Compito A:
Nel brano sulla sentenza del Tar Puglia, riscrivi in forma più breve il paragrafo che comincia con «Per il Tar della Puglia». Mantieni i fatti principali.
Compito B:
Prosegui il brano sulla sentenza del Tar Puglia partendo dopo la sua ultima frase.

Sentenza Tar Puglia 1 marzo 2019, n. 351
Rifiuti - Abbandono su strada - Responsabilità - Articolo 14, Dlgs 285/1992 - Obbligo del proprietario/concessionario della strada di provvedere a manutenzione, gestione e pulizia - Articolo 192, Dlgs 152/2006 - Abbandono di rifiuti da parte di terzi - Obbligo di rimozione del proprietario dell'area se violazione imputabile a titolo di dolo o colpa - Complementarità delle due norme - Ordinanza sindacale che impone la rimozione dei rifiuti abbandonati al concessionario stradale - Legittimità
Per il Tar della Puglia è legittima l'ordinanza del Sindaco, emessa ai sensi del "Codice ambientale", che intima al concessionario della strada di rimuovere i rifiuti abbandonati ai bordi della stessa da terzi.

Estratti dell'elenco:
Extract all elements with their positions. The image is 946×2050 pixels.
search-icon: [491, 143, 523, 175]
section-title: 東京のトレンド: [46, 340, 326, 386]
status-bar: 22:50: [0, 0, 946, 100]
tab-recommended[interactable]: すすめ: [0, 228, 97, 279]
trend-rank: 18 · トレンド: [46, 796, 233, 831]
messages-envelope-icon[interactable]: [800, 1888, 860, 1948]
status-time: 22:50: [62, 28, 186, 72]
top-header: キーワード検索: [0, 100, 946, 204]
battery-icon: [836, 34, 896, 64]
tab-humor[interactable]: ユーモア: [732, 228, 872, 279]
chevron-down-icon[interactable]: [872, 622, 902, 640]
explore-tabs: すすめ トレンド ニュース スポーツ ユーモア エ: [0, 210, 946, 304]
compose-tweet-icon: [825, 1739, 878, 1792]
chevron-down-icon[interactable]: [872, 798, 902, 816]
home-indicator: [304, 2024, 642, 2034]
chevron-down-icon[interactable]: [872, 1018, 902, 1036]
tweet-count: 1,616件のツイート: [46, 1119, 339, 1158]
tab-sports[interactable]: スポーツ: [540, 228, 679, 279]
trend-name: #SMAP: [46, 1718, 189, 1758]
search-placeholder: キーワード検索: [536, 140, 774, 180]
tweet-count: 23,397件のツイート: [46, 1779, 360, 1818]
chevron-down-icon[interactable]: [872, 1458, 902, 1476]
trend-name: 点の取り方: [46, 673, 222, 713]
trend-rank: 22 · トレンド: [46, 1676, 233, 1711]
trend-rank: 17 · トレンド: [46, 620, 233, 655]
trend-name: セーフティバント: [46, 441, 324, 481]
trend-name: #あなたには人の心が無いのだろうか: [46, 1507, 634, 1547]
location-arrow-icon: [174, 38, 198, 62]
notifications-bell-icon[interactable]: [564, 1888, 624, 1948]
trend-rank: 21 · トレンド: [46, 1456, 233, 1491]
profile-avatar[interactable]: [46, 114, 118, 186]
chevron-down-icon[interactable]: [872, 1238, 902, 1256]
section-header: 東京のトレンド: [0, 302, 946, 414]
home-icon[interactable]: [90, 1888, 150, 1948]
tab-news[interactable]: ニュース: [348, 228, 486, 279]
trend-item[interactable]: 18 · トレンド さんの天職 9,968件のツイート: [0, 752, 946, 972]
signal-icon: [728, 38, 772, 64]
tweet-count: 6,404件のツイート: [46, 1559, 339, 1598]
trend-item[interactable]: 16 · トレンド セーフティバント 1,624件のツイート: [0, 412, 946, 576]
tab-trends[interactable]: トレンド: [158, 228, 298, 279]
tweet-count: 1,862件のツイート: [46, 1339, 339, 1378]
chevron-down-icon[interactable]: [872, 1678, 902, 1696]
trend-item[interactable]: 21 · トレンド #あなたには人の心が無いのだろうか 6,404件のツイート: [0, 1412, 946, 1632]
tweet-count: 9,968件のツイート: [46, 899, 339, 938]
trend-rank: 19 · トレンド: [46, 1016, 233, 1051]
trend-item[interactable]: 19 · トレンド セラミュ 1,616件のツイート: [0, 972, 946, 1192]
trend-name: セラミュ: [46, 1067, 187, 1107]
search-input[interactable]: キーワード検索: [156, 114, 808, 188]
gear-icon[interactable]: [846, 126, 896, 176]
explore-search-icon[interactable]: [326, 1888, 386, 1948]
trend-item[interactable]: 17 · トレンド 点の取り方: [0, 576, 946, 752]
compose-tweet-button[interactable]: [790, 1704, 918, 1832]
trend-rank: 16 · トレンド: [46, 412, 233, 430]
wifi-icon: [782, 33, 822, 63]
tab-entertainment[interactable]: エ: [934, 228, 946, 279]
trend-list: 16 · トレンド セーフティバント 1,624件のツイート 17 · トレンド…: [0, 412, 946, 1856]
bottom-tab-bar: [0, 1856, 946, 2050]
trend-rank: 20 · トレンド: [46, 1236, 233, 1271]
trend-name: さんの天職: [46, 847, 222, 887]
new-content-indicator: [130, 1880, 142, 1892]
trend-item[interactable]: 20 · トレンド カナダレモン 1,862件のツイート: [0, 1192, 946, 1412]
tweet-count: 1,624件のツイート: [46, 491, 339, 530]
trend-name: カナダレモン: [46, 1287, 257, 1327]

Risposta A:
Il Tar della Puglia ritiene legittima l'ordinanza del Sindaco, emessa in base al Codice ambientale, che impone al concessionario stradale di rimuovere i rifiuti abbandonati da terzi ai bordi della strada.

Risposta B:
La fattispecie in questione, ricorda il Giudice amministrativo pugliese nella sentenza 1 marzo 2019, n. 351, ricade nel campo di applicazione di due norme: l'articolo 14 del Dlgs 285/1992 (Codice della strada), che impone al concessionario di provvedere alla "manutenzione, gestione e pulizia" delle strade e delle loro pertinenze, e l'articolo 192 del Dlgs 152/2006 (Codice ambientale), che obbliga il soggetto che ha diritti di godimento su un'area a rimuovere i rifiuti nella stessa abbandonati da terzi, se ha concorso alla violazione per dolo o colpa (consentendo al Sindaco di ordinare tale adempimento).
Il rapporto tra le due norme, secondo il Tar, è di complementarità in quanto la violazione degli obblighi stabiliti dal Codice della strada integra l'elemento della colpa prescritto dal Codice dell’ambiente.
In tal modo si realizza la tutela dell'interesse pubblico alla salvaguardia dell'ambiente, garantendo al contempo l’imputabilità a titolo di colpa, dello stato di degrado e incuria dei luoghi interessati.